(Excerpts from a figure dataset)
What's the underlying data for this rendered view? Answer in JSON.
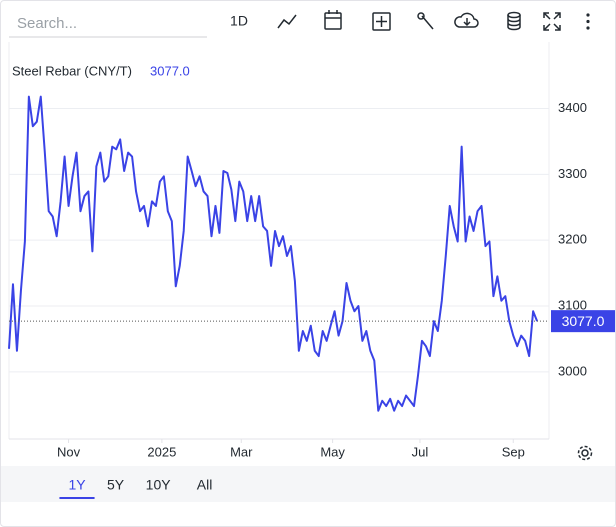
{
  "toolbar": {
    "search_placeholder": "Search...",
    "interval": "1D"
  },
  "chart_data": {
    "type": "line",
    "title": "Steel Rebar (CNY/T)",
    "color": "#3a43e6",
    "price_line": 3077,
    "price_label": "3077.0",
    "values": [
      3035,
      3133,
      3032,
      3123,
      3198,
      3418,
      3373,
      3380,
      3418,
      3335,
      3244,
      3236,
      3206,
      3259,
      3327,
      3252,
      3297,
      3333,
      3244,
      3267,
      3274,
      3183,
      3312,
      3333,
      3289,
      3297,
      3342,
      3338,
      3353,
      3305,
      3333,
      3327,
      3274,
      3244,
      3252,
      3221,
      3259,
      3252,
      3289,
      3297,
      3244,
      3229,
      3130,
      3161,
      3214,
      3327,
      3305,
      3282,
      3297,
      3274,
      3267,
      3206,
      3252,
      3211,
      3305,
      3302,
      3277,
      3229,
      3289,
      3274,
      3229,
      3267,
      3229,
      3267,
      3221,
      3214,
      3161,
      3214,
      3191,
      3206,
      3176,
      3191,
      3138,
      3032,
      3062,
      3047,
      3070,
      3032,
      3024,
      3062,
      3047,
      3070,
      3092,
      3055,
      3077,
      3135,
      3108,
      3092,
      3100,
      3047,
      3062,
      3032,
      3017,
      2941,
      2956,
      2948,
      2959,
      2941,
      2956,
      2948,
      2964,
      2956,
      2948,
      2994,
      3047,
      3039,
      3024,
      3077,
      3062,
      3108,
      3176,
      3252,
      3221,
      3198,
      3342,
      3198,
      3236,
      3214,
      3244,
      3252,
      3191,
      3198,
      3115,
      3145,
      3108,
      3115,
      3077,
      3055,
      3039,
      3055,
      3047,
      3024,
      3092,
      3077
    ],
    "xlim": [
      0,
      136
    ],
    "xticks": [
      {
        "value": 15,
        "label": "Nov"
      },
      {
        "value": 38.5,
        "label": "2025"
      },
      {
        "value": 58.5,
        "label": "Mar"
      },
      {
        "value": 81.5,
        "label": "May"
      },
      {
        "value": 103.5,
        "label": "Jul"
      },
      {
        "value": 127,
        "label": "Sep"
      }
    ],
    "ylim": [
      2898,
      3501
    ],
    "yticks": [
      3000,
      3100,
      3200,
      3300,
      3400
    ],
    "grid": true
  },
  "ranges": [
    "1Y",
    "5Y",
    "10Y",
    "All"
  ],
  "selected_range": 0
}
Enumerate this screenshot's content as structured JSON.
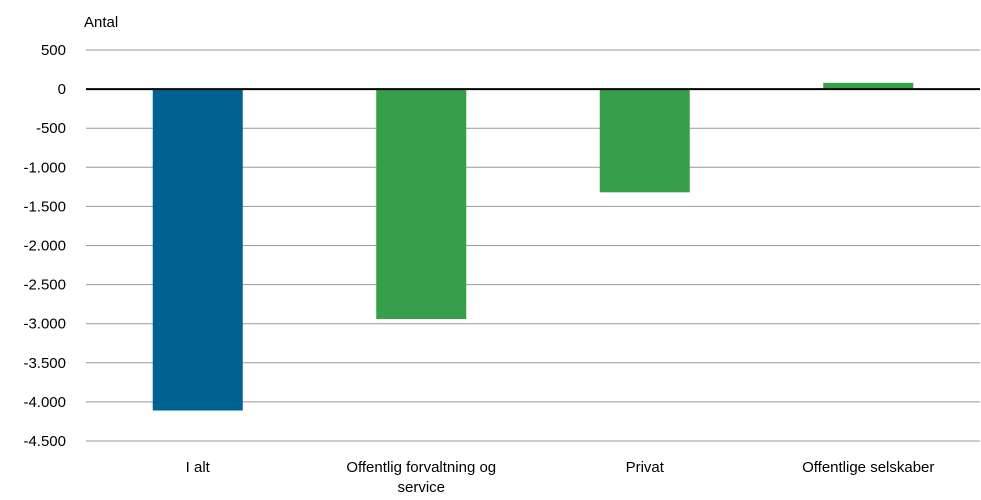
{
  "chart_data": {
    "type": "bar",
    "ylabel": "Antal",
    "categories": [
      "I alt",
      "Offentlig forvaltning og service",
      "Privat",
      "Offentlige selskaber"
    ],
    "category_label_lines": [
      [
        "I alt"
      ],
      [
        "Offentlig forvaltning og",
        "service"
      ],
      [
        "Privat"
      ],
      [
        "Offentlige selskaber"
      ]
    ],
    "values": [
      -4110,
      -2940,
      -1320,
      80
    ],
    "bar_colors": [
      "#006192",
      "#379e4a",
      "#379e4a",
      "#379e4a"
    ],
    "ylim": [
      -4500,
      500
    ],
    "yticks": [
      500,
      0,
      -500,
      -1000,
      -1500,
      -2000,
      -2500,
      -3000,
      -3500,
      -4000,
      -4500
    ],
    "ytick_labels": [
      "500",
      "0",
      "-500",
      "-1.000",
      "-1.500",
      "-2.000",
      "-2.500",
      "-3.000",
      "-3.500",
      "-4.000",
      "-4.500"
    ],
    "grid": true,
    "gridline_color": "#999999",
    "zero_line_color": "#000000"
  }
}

• WHAT IS EXPECTED
Transcribe the full listing character for character. Pictures are excluded.

• RESPONSE BELOW
What's the underlying data for this rendered view? Answer in JSON.
{
  "toolbar": {
    "search_placeholder": "Search...",
    "interval": "1D"
  },
  "chart_data": {
    "type": "line",
    "title": "Steel Rebar (CNY/T)",
    "color": "#3a43e6",
    "price_line": 3077,
    "price_label": "3077.0",
    "values": [
      3035,
      3133,
      3032,
      3123,
      3198,
      3418,
      3373,
      3380,
      3418,
      3335,
      3244,
      3236,
      3206,
      3259,
      3327,
      3252,
      3297,
      3333,
      3244,
      3267,
      3274,
      3183,
      3312,
      3333,
      3289,
      3297,
      3342,
      3338,
      3353,
      3305,
      3333,
      3327,
      3274,
      3244,
      3252,
      3221,
      3259,
      3252,
      3289,
      3297,
      3244,
      3229,
      3130,
      3161,
      3214,
      3327,
      3305,
      3282,
      3297,
      3274,
      3267,
      3206,
      3252,
      3211,
      3305,
      3302,
      3277,
      3229,
      3289,
      3274,
      3229,
      3267,
      3229,
      3267,
      3221,
      3214,
      3161,
      3214,
      3191,
      3206,
      3176,
      3191,
      3138,
      3032,
      3062,
      3047,
      3070,
      3032,
      3024,
      3062,
      3047,
      3070,
      3092,
      3055,
      3077,
      3135,
      3108,
      3092,
      3100,
      3047,
      3062,
      3032,
      3017,
      2941,
      2956,
      2948,
      2959,
      2941,
      2956,
      2948,
      2964,
      2956,
      2948,
      2994,
      3047,
      3039,
      3024,
      3077,
      3062,
      3108,
      3176,
      3252,
      3221,
      3198,
      3342,
      3198,
      3236,
      3214,
      3244,
      3252,
      3191,
      3198,
      3115,
      3145,
      3108,
      3115,
      3077,
      3055,
      3039,
      3055,
      3047,
      3024,
      3092,
      3077
    ],
    "xlim": [
      0,
      136
    ],
    "xticks": [
      {
        "value": 15,
        "label": "Nov"
      },
      {
        "value": 38.5,
        "label": "2025"
      },
      {
        "value": 58.5,
        "label": "Mar"
      },
      {
        "value": 81.5,
        "label": "May"
      },
      {
        "value": 103.5,
        "label": "Jul"
      },
      {
        "value": 127,
        "label": "Sep"
      }
    ],
    "ylim": [
      2898,
      3501
    ],
    "yticks": [
      3000,
      3100,
      3200,
      3300,
      3400
    ],
    "grid": true
  },
  "ranges": [
    "1Y",
    "5Y",
    "10Y",
    "All"
  ],
  "selected_range": 0
}
Enumerate this screenshot's content as structured JSON.
{
  "chart_data": {
    "type": "bar",
    "ylabel": "Antal",
    "categories": [
      "I alt",
      "Offentlig forvaltning og service",
      "Privat",
      "Offentlige selskaber"
    ],
    "category_label_lines": [
      [
        "I alt"
      ],
      [
        "Offentlig forvaltning og",
        "service"
      ],
      [
        "Privat"
      ],
      [
        "Offentlige selskaber"
      ]
    ],
    "values": [
      -4110,
      -2940,
      -1320,
      80
    ],
    "bar_colors": [
      "#006192",
      "#379e4a",
      "#379e4a",
      "#379e4a"
    ],
    "ylim": [
      -4500,
      500
    ],
    "yticks": [
      500,
      0,
      -500,
      -1000,
      -1500,
      -2000,
      -2500,
      -3000,
      -3500,
      -4000,
      -4500
    ],
    "ytick_labels": [
      "500",
      "0",
      "-500",
      "-1.000",
      "-1.500",
      "-2.000",
      "-2.500",
      "-3.000",
      "-3.500",
      "-4.000",
      "-4.500"
    ],
    "grid": true,
    "gridline_color": "#999999",
    "zero_line_color": "#000000"
  }
}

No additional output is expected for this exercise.